Locate each line of the material that contains "Phase", then return it.

Stored rows:
++++

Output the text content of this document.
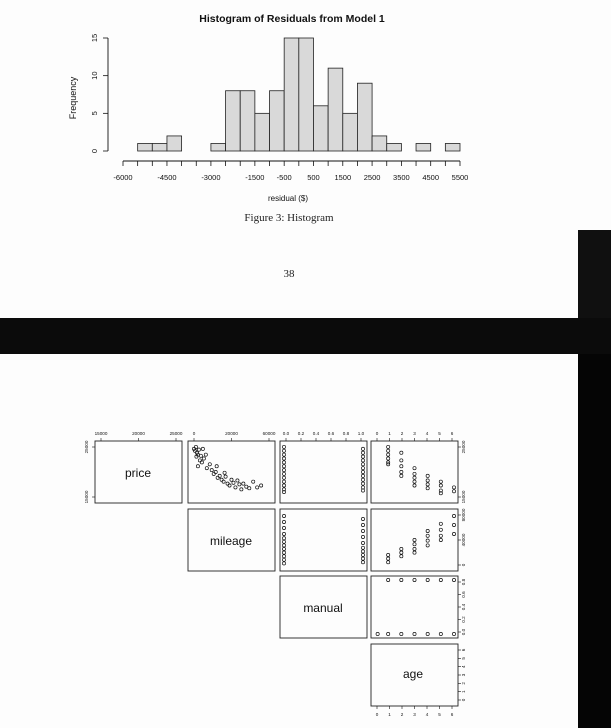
Histogram of Residuals from Model 1
Frequency
residual ($)
-6000	-4500	-3000	-1500 -500 500 1500 2500 3500 4500 5500
0
5
10
15
Figure 3: Histogram
38
15000	20000	25000 0	20000	60000 0.0 0.2 0.4 0.6 0.8 1.0	0 1 2 3 4 5 6
15000
25000
15000
25000
0
40000
80000
0.0
0.2
0.4
0.6
0.8
0
1
2
3
4
5
6
0 1 2 3 4 5 6
price
mileage
manual
age
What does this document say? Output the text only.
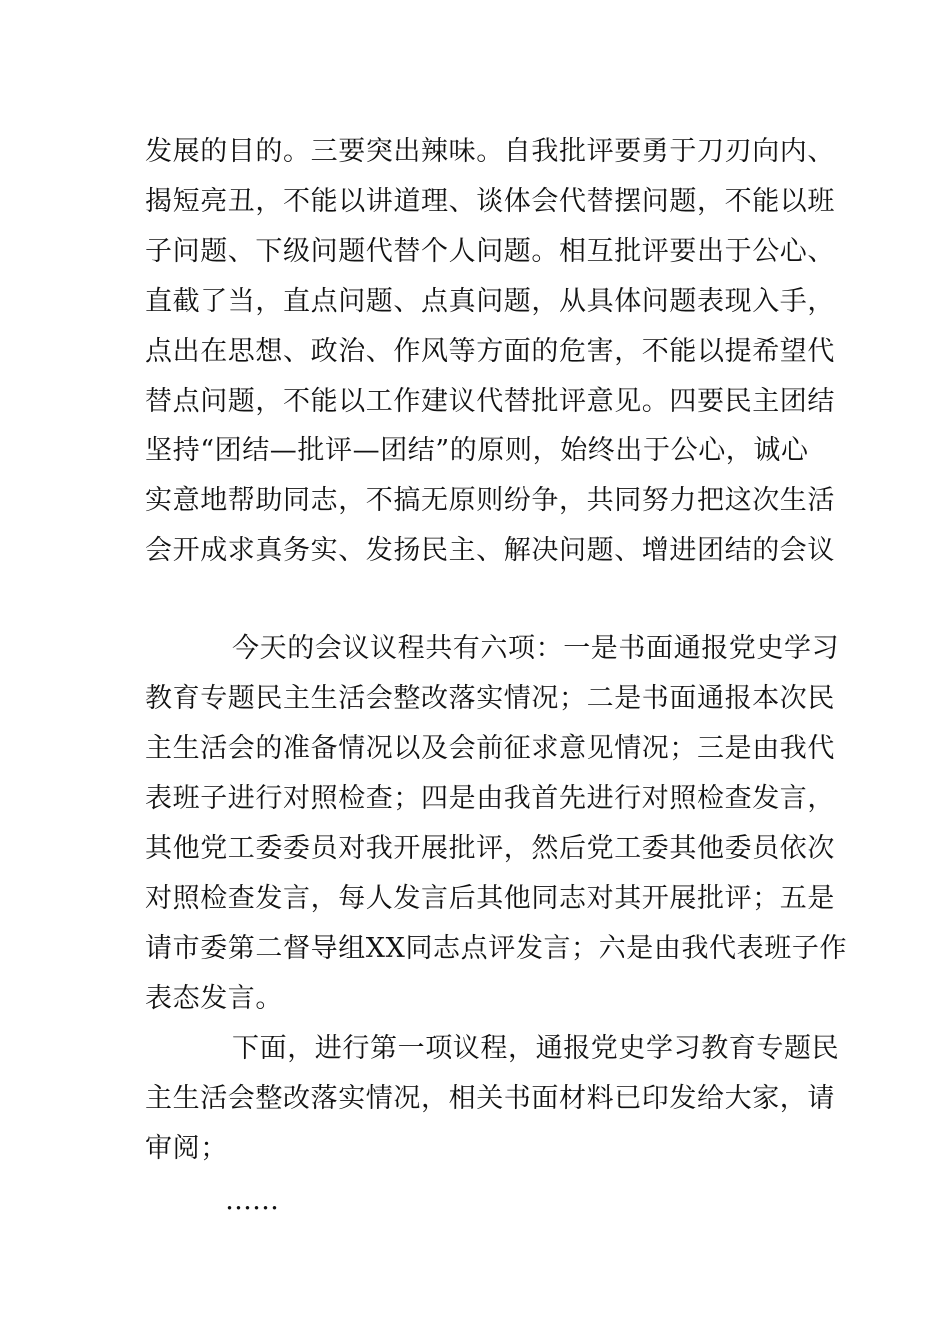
发展的目的。三要突出辣味。自我批评要勇于刀刃向内、
揭短亮丑，不能以讲道理、谈体会代替摆问题，不能以班
子问题、下级问题代替个人问题。相互批评要出于公心、
直截了当，直点问题、点真问题，从具体问题表现入手，
点出在思想、政治、作风等方面的危害，不能以提希望代
替点问题，不能以工作建议代替批评意见。四要民主团结
坚持“团结—批评—团结”的原则，始终出于公心，诚心
实意地帮助同志，不搞无原则纷争，共同努力把这次生活
会开成求真务实、发扬民主、解决问题、增进团结的会议
今天的会议议程共有六项：一是书面通报党史学习
教育专题民主生活会整改落实情况；二是书面通报本次民
主生活会的准备情况以及会前征求意见情况；三是由我代
表班子进行对照检查；四是由我首先进行对照检查发言，
其他党工委委员对我开展批评，然后党工委其他委员依次
对照检查发言，每人发言后其他同志对其开展批评；五是
请市委第二督导组XX同志点评发言；六是由我代表班子作
表态发言。
下面，进行第一项议程，通报党史学习教育专题民
主生活会整改落实情况，相关书面材料已印发给大家，请
审阅；
……
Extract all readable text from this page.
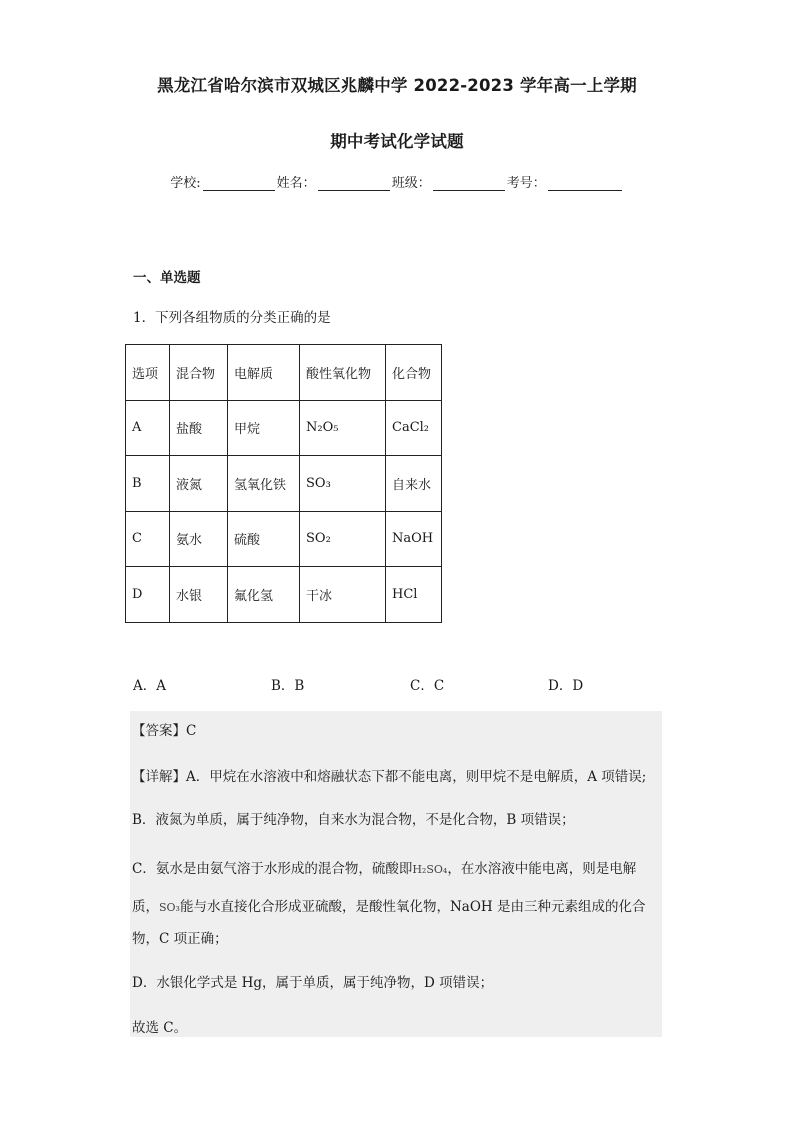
黑龙江省哈尔滨市双城区兆麟中学 2022-2023 学年高一上学期
期中考试化学试题
学校:	姓名：	班级：	考号：
一、单选题
1．下列各组物质的分类正确的是
选项	混合物	电解质	酸性氧化物	化合物
A	盐酸	甲烷	N₂O₅	CaCl₂
B	液氮	氢氧化铁	SO₃	自来水
C	氨水	硫酸	SO₂	NaOH
D	水银	氟化氢	干冰	HCl
A．A	B．B	C．C	D．D
【答案】C
【详解】A．甲烷在水溶液中和熔融状态下都不能电离，则甲烷不是电解质，A 项错误;
B．液氮为单质，属于纯净物，自来水为混合物，不是化合物，B 项错误；
C．氨水是由氨气溶于水形成的混合物，硫酸即H₂SO₄，在水溶液中能电离，则是电解
质，SO₃能与水直接化合形成亚硫酸，是酸性氧化物，NaOH 是由三种元素组成的化合
物，C 项正确；
D．水银化学式是 Hg，属于单质，属于纯净物，D 项错误；
故选 C。
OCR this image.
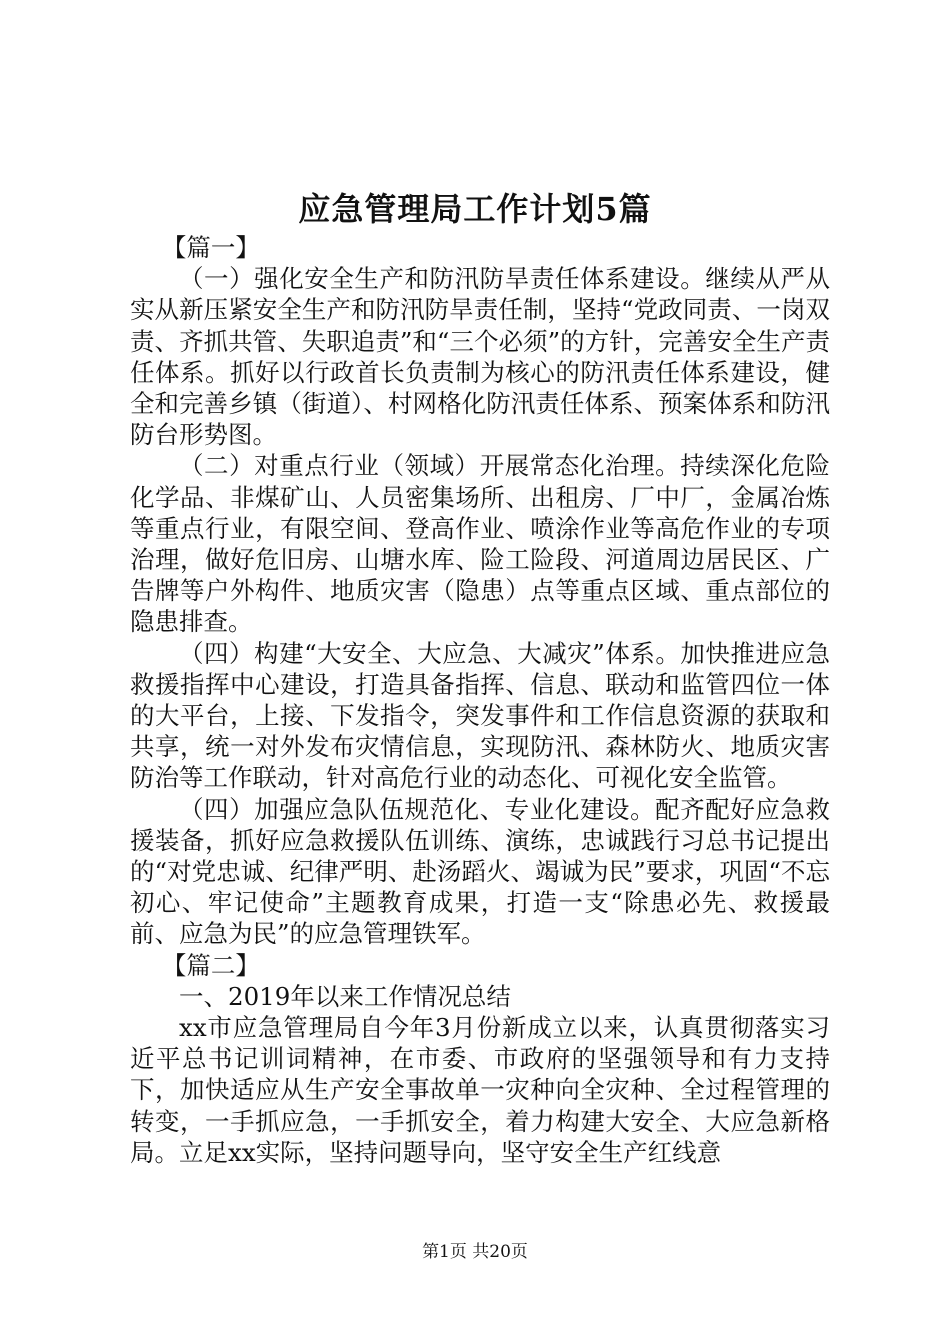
应急管理局工作计划5篇

【篇一】

（一）强化安全生产和防汛防旱责任体系建设。继续从严从实从新压紧安全生产和防汛防旱责任制，坚持“党政同责、一岗双责、齐抓共管、失职追责”和“三个必须”的方针，完善安全生产责任体系。抓好以行政首长负责制为核心的防汛责任体系建设，健全和完善乡镇（街道）、村网格化防汛责任体系、预案体系和防汛防台形势图。

（二）对重点行业（领域）开展常态化治理。持续深化危险化学品、非煤矿山、人员密集场所、出租房、厂中厂，金属冶炼等重点行业，有限空间、登高作业、喷涂作业等高危作业的专项治理，做好危旧房、山塘水库、险工险段、河道周边居民区、广告牌等户外构件、地质灾害（隐患）点等重点区域、重点部位的隐患排查。

（四）构建“大安全、大应急、大减灾”体系。加快推进应急救援指挥中心建设，打造具备指挥、信息、联动和监管四位一体的大平台，上接、下发指令，突发事件和工作信息资源的获取和共享，统一对外发布灾情信息，实现防汛、森林防火、地质灾害防治等工作联动，针对高危行业的动态化、可视化安全监管。

（四）加强应急队伍规范化、专业化建设。配齐配好应急救援装备，抓好应急救援队伍训练、演练，忠诚践行习总书记提出的“对党忠诚、纪律严明、赴汤蹈火、竭诚为民”要求，巩固“不忘初心、牢记使命”主题教育成果，打造一支“除患必先、救援最前、应急为民”的应急管理铁军。

【篇二】

一、2019年以来工作情况总结

xx市应急管理局自今年3月份新成立以来，认真贯彻落实习近平总书记训词精神，在市委、市政府的坚强领导和有力支持下，加快适应从生产安全事故单一灾种向全灾种、全过程管理的转变，一手抓应急，一手抓安全，着力构建大安全、大应急新格局。立足xx实际，坚持问题导向，坚守安全生产红线意

第1页 共20页
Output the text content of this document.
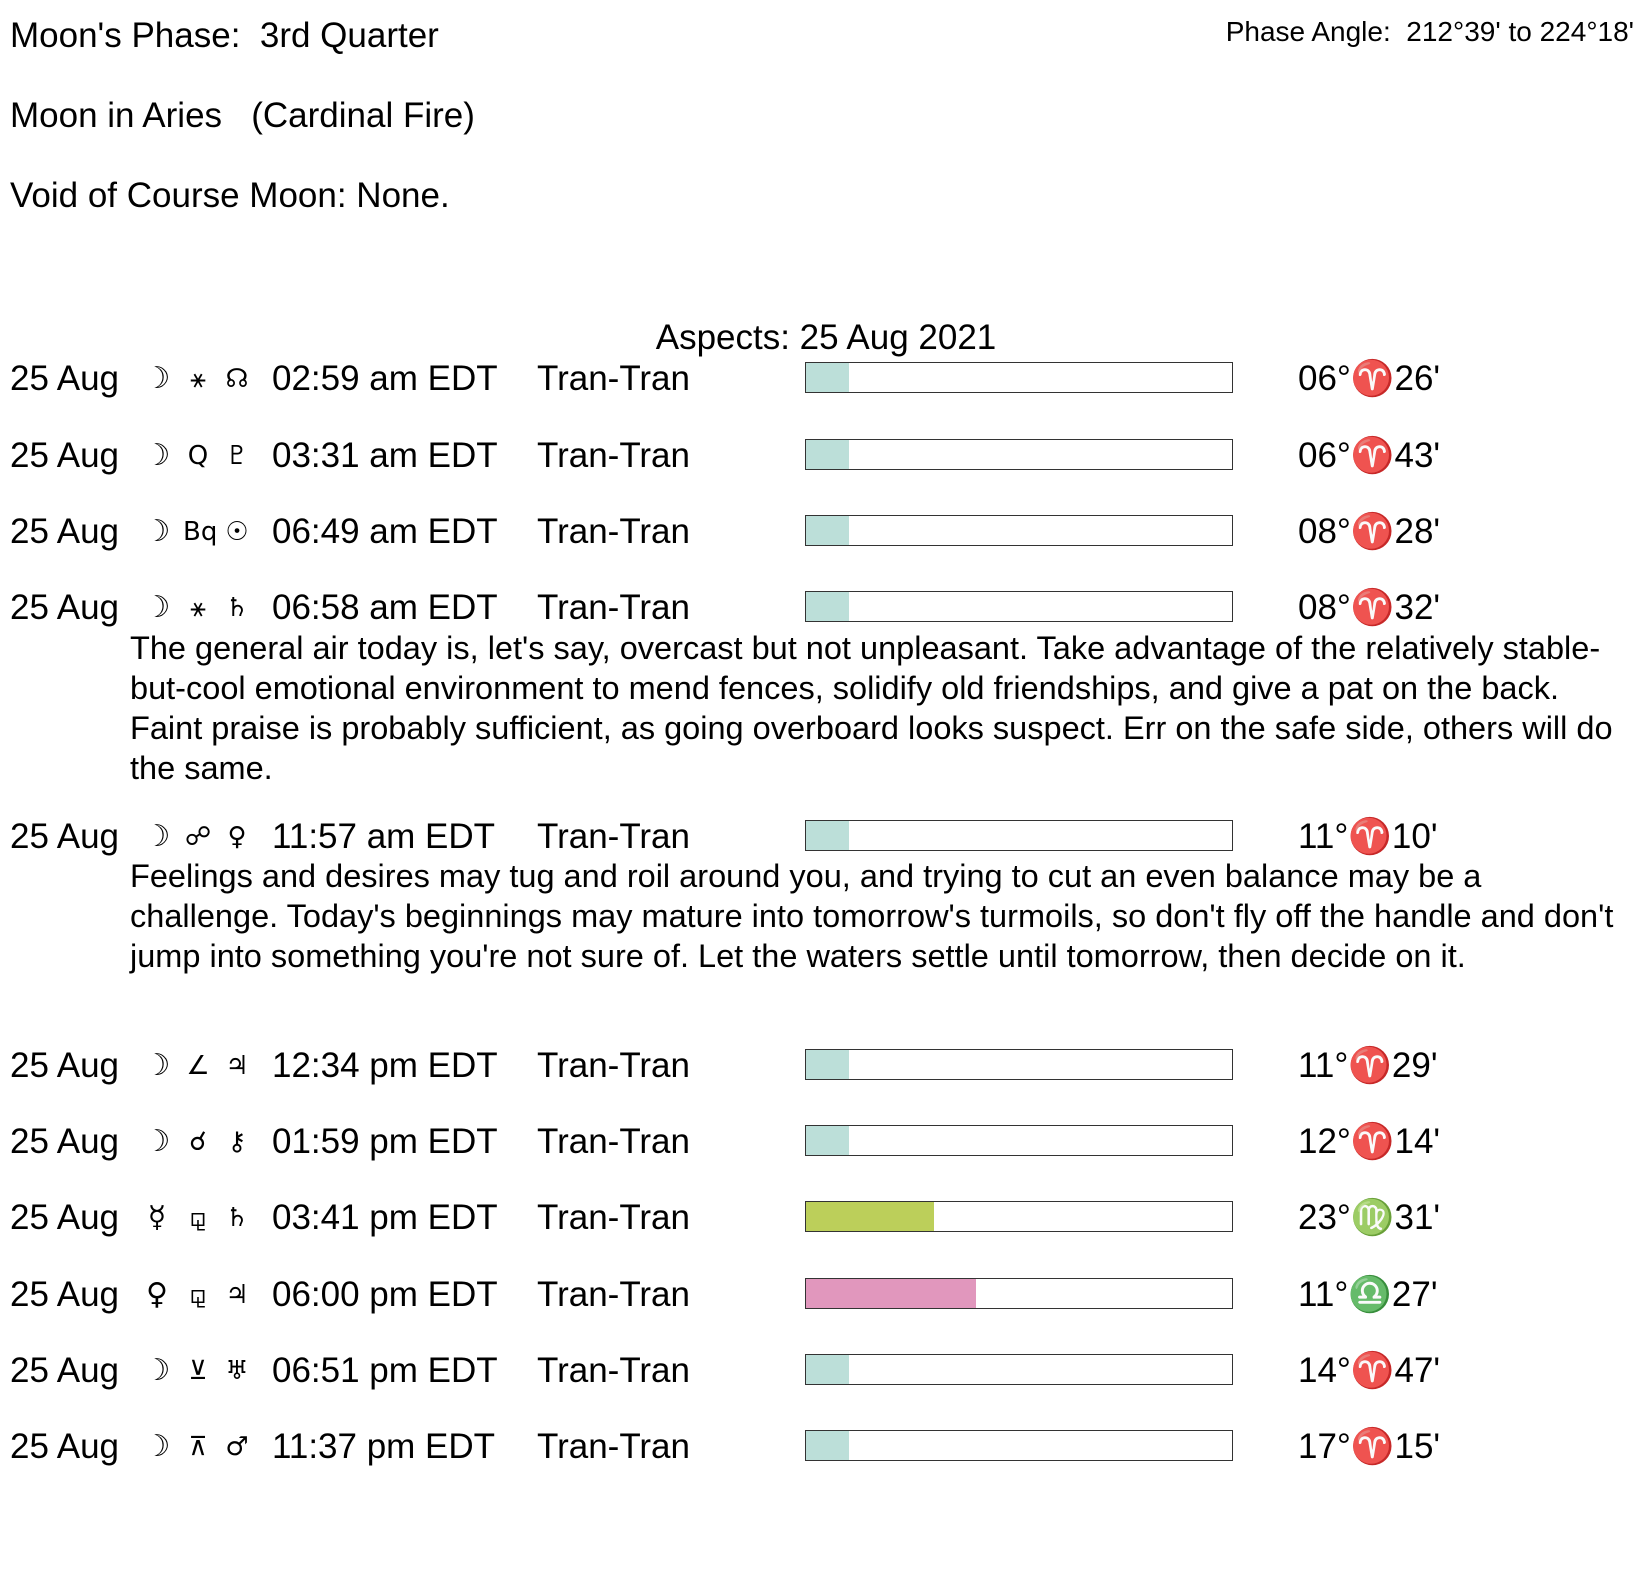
Moon's Phase:  3rd Quarter
Moon in Aries   (Cardinal Fire)
Void of Course Moon: None.
Phase Angle:  212°39' to 224°18'
Aspects: 25 Aug 2021
25 Aug ☽ ⚹ ☊ 02:59 am EDT Tran-Tran	06°♈26'
25 Aug ☽ Q ♇ 03:31 am EDT Tran-Tran	06°♈43'
25 Aug ☽ Bq ☉ 06:49 am EDT Tran-Tran	08°♈28'
25 Aug ☽ ⚹ ♄ 06:58 am EDT Tran-Tran	08°♈32'
The general air today is, let's say, overcast but not unpleasant. Take advantage of the relatively stable-but-cool emotional environment to mend fences, solidify old friendships, and give a pat on the back. Faint praise is probably sufficient, as going overboard looks suspect. Err on the safe side, others will do the same.
25 Aug ☽ ☍ ♀ 11:57 am EDT Tran-Tran	11°♈10'
Feelings and desires may tug and roil around you, and trying to cut an even balance may be a challenge. Today's beginnings may mature into tomorrow's turmoils, so don't fly off the handle and don't jump into something you're not sure of. Let the waters settle until tomorrow, then decide on it.
25 Aug ☽ ∠ ♃ 12:34 pm EDT Tran-Tran	11°♈29'
25 Aug ☽ ☌ ⚷ 01:59 pm EDT Tran-Tran	12°♈14'
25 Aug ☿ ⚼ ♄ 03:41 pm EDT Tran-Tran	23°♍31'
25 Aug ♀ ⚼ ♃ 06:00 pm EDT Tran-Tran	11°♎27'
25 Aug ☽ ⊻ ♅ 06:51 pm EDT Tran-Tran	14°♈47'
25 Aug ☽ ⊼ ♂ 11:37 pm EDT Tran-Tran	17°♈15'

++++

Solved exercise:
Moon's Phase:  3rd Quarter
Phase Angle:  212°39' to 224°18'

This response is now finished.